Exercise prompt: Copy, from the listing, every line in which the string "kulturella" is present.
# # # # # # #
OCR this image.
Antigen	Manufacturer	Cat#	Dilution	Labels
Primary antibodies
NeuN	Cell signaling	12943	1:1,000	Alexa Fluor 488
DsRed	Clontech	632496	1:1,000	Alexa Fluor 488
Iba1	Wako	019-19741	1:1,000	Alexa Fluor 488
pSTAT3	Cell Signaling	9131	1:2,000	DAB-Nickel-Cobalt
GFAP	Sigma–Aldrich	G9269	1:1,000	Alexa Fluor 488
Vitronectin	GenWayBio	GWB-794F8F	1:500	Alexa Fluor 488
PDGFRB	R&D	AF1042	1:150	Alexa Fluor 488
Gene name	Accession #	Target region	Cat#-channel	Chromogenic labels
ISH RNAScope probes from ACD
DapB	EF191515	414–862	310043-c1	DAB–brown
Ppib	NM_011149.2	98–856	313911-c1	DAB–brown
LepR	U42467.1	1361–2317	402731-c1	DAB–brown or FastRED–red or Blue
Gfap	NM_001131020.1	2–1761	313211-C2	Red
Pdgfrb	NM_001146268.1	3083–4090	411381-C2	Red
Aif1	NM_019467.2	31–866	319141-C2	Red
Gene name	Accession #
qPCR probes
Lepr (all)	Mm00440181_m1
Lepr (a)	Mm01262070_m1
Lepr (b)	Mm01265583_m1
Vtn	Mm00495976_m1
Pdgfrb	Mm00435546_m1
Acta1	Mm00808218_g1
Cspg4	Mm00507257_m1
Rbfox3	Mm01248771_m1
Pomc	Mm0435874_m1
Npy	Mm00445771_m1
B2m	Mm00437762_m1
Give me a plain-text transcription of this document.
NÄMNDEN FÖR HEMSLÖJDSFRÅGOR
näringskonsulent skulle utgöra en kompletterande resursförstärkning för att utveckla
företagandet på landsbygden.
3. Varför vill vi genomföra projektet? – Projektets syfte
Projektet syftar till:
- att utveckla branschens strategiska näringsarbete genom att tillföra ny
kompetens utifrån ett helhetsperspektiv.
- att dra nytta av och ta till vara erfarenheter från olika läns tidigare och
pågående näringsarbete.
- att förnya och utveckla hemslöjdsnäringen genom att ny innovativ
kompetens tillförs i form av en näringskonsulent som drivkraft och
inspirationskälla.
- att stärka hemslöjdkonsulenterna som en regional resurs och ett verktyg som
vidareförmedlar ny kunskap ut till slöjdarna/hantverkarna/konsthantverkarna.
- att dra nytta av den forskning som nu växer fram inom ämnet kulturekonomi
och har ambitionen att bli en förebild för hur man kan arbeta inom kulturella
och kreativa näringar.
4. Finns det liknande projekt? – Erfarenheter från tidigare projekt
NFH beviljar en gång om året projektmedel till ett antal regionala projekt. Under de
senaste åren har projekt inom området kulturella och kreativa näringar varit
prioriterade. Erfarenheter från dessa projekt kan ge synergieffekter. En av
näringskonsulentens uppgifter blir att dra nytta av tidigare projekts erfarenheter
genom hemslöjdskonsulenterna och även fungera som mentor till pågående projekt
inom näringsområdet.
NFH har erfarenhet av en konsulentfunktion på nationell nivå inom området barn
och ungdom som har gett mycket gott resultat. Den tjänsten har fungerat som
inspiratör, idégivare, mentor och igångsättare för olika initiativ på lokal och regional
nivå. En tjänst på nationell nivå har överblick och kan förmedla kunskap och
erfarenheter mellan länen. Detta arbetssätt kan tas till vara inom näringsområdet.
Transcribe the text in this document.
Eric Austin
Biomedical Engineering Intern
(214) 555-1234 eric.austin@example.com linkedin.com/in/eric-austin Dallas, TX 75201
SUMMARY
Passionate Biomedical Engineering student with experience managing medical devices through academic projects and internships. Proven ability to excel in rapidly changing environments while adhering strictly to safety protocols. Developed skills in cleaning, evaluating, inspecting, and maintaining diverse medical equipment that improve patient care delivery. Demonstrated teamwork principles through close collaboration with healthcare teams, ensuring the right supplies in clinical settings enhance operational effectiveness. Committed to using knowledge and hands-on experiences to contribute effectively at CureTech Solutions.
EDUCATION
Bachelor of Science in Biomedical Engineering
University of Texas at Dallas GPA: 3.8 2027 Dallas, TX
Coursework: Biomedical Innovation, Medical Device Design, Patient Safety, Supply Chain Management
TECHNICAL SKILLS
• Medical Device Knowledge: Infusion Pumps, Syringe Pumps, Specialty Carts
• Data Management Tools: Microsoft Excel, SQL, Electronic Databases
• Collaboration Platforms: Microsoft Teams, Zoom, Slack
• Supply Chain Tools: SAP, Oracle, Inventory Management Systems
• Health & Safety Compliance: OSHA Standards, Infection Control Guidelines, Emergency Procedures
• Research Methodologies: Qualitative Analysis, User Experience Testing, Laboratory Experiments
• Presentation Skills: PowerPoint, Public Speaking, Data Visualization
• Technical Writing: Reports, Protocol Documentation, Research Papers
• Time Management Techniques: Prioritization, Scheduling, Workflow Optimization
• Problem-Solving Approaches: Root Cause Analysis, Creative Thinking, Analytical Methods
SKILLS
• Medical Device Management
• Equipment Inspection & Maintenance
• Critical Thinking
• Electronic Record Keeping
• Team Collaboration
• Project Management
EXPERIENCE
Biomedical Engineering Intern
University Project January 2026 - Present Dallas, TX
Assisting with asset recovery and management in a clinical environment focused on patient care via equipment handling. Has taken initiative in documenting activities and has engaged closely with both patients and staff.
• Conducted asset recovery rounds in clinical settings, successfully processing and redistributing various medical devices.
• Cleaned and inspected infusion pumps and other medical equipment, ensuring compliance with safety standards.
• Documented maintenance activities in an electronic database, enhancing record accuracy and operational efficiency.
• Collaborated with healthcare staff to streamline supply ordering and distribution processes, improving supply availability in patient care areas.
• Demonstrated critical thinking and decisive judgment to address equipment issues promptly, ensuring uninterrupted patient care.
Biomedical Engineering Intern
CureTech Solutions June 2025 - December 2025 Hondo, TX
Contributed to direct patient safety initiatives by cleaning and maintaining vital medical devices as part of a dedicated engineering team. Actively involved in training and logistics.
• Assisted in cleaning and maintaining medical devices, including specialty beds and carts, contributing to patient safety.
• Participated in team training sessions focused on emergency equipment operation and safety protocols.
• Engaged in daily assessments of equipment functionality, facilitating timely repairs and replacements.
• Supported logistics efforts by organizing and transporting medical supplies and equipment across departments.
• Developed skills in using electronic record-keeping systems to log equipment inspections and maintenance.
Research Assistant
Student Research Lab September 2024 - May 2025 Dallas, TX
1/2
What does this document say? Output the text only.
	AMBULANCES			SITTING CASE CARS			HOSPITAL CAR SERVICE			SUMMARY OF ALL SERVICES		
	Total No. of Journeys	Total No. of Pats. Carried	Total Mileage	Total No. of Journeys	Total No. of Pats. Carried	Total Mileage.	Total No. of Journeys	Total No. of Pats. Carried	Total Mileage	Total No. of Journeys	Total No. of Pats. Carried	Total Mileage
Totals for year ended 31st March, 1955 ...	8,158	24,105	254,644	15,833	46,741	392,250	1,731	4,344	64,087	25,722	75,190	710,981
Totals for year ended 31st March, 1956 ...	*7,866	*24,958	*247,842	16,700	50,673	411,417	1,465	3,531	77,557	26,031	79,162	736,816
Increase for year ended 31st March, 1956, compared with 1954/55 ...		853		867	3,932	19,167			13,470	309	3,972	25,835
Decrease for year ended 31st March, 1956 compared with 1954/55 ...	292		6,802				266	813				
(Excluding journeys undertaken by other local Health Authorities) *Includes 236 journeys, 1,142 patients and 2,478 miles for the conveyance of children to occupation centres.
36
# # # # # # #
Exercise response:
och har ambitionen att bli en förebild för hur man kan arbeta inom kulturella
senaste åren har projekt inom området kulturella och kreativa näringar varit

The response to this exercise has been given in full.